(Data records)
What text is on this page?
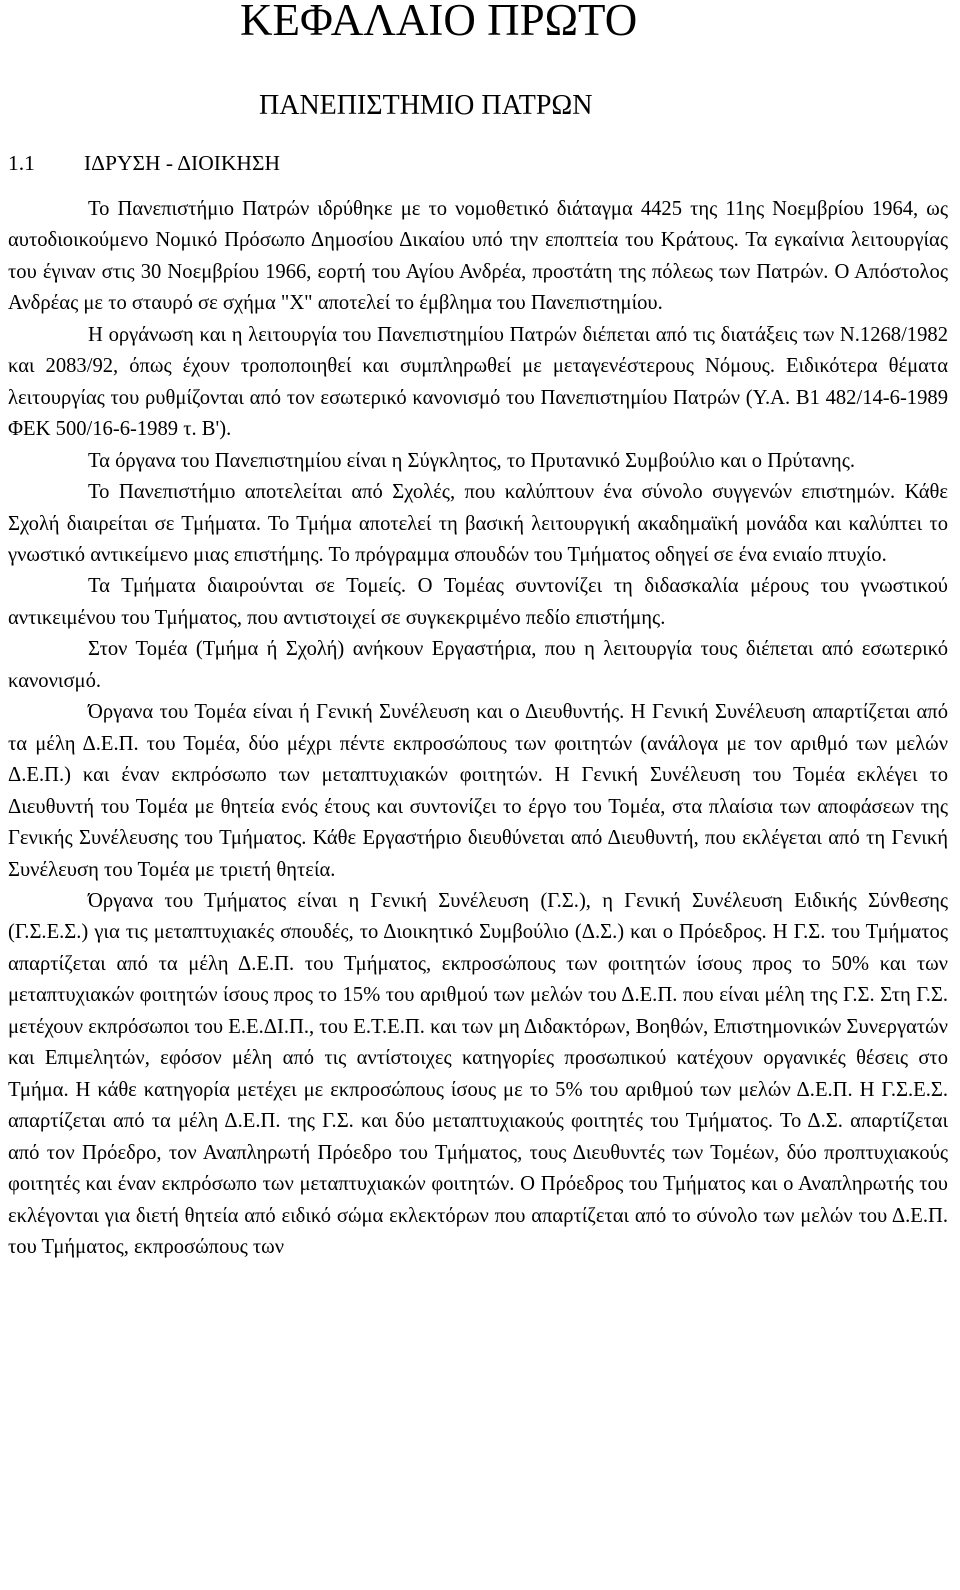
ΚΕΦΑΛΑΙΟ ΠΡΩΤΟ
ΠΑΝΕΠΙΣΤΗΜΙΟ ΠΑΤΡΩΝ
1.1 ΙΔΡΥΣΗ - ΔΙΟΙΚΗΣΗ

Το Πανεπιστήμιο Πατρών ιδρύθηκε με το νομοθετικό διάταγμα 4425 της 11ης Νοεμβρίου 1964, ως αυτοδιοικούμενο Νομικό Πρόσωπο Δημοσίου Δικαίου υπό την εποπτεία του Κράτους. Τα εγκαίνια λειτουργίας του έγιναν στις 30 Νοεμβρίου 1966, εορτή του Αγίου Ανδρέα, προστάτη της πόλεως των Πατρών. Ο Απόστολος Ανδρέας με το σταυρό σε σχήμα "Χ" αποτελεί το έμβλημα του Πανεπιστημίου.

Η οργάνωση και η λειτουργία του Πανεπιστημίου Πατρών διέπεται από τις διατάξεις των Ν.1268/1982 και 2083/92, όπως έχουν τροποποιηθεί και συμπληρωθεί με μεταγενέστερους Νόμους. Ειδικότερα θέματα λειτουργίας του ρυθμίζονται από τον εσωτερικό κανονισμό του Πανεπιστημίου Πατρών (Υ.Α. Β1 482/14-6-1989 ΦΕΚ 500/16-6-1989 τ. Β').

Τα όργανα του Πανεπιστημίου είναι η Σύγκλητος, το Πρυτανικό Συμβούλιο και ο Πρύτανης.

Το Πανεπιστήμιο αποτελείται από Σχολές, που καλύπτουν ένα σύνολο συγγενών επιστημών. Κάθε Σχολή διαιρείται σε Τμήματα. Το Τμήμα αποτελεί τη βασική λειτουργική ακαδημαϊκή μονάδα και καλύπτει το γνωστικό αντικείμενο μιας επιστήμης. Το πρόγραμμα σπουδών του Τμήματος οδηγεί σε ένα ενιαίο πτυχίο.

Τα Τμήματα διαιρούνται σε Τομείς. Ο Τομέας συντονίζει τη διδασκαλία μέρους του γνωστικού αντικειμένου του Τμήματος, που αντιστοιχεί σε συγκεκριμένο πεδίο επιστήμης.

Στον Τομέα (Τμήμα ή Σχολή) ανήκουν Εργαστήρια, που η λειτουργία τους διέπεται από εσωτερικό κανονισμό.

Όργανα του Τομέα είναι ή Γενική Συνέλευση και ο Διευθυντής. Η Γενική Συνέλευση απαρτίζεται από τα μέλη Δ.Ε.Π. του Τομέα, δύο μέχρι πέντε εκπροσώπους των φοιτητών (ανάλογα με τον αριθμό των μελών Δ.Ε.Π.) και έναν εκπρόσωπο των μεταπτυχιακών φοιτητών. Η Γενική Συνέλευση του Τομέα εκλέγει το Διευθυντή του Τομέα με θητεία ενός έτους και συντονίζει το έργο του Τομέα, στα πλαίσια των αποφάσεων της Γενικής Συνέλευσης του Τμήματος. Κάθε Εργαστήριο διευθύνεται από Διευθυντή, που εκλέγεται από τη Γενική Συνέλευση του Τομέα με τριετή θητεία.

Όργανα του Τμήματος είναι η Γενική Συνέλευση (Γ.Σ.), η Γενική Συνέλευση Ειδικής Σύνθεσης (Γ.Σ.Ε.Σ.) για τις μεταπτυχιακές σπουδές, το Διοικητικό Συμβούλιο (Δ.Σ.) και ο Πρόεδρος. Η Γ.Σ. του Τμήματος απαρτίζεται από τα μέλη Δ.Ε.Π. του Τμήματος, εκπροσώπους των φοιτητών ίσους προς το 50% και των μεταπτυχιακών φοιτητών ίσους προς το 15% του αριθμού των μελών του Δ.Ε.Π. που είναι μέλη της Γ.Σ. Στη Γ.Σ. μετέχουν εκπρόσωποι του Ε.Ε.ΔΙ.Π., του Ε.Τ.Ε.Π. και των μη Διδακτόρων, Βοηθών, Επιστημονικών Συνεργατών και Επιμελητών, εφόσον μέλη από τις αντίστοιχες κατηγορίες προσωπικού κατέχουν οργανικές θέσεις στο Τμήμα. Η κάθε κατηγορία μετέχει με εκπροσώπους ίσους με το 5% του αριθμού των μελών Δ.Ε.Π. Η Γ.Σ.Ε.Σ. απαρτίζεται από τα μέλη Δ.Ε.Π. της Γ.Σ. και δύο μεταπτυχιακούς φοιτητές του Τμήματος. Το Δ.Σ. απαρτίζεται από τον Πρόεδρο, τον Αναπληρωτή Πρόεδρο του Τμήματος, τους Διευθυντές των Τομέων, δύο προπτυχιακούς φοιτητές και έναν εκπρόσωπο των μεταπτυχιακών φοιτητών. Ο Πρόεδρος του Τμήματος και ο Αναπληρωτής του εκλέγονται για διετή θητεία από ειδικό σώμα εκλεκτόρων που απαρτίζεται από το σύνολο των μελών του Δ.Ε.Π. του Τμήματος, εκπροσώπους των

---

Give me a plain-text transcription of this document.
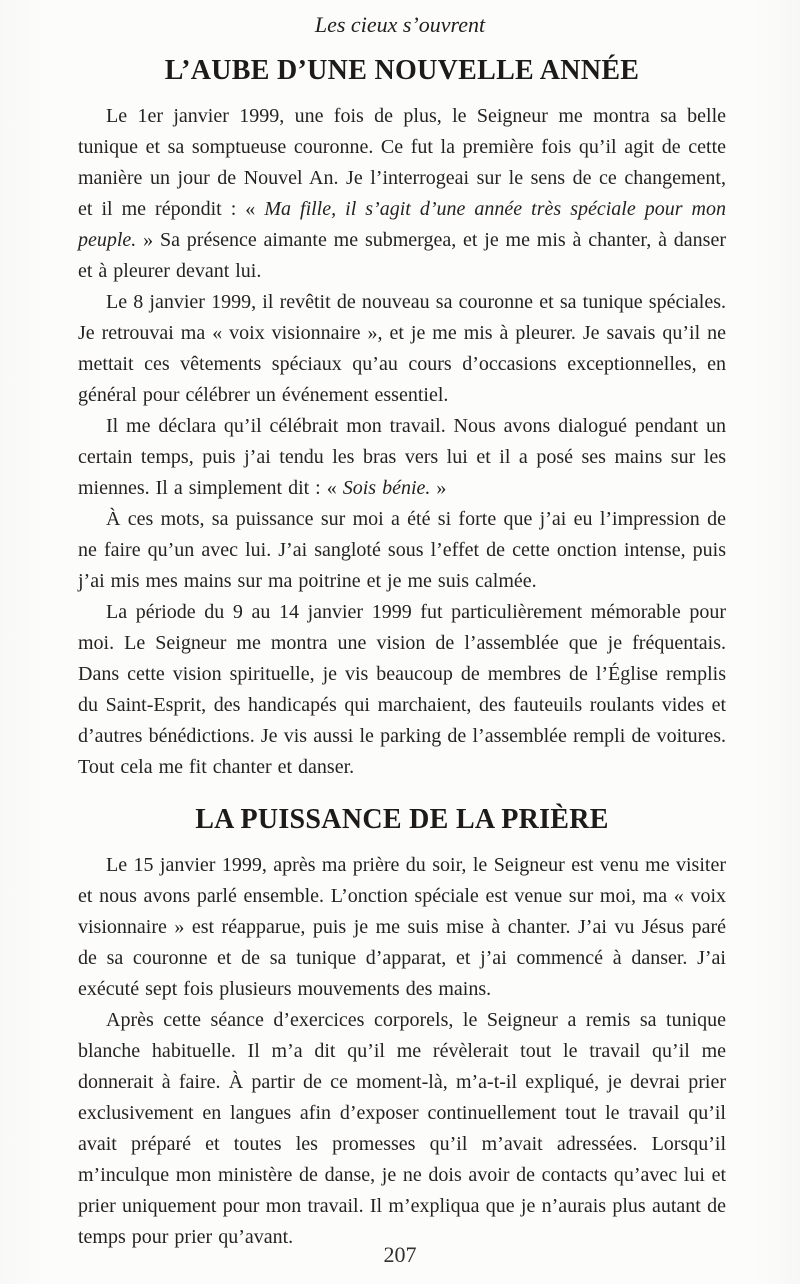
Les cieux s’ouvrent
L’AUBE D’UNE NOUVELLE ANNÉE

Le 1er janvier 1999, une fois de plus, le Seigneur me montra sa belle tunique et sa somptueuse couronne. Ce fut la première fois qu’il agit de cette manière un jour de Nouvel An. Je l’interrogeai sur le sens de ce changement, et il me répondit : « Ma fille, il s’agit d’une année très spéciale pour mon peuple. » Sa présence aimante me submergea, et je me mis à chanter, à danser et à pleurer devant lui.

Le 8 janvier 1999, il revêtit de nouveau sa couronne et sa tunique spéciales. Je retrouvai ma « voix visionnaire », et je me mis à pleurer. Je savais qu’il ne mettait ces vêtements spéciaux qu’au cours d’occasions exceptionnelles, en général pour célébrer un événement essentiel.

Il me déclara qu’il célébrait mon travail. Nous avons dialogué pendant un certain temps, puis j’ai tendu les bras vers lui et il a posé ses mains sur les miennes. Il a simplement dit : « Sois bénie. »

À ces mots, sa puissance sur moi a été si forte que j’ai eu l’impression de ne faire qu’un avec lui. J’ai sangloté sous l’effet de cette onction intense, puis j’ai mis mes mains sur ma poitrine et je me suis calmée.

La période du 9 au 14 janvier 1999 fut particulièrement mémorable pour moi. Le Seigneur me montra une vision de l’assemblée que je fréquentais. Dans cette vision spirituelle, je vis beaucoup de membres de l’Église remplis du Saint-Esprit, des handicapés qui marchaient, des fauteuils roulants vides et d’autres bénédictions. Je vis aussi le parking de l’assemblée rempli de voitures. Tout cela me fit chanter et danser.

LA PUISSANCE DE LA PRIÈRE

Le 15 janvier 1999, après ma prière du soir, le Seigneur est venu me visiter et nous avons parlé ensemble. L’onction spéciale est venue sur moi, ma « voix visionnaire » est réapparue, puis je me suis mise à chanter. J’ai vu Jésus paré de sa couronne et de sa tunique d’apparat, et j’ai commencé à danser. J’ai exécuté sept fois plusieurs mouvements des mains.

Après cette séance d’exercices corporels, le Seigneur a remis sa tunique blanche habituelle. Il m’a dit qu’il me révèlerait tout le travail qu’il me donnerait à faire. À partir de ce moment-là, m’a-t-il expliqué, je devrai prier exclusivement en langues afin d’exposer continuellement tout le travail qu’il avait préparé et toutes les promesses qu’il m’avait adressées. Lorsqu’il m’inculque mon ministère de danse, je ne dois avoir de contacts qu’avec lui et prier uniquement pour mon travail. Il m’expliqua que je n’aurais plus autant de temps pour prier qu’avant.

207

◆ **Given exercise**: Go through the preceding material and copy each line that has the word "συντονίζει".

◆ **Task output**:
Τα Τμήματα διαιρούνται σε Τομείς. Ο Τομέας συντονίζει τη διδασκαλία μέρους του γνωστικού αντικειμένου του Τμήματος, που αντιστοιχεί σε συγκεκριμένο πεδίο επιστήμης.
Όργανα του Τομέα είναι ή Γενική Συνέλευση και ο Διευθυντής. Η Γενική Συνέλευση απαρτίζεται από τα μέλη Δ.Ε.Π. του Τομέα, δύο μέχρι πέντε εκπροσώπους των φοιτητών (ανάλογα με τον αριθμό των μελών Δ.Ε.Π.) και έναν εκπρόσωπο των μεταπτυχιακών φοιτητών. Η Γενική Συνέλευση του Τομέα εκλέγει το Διευθυντή του Τομέα με θητεία ενός έτους και συντονίζει το έργο του Τομέα, στα πλαίσια των αποφάσεων της Γενικής Συνέλευσης του Τμήματος. Κάθε Εργαστήριο διευθύνεται από Διευθυντή, που εκλέγεται από τη Γενική Συνέλευση του Τομέα με τριετή θητεία.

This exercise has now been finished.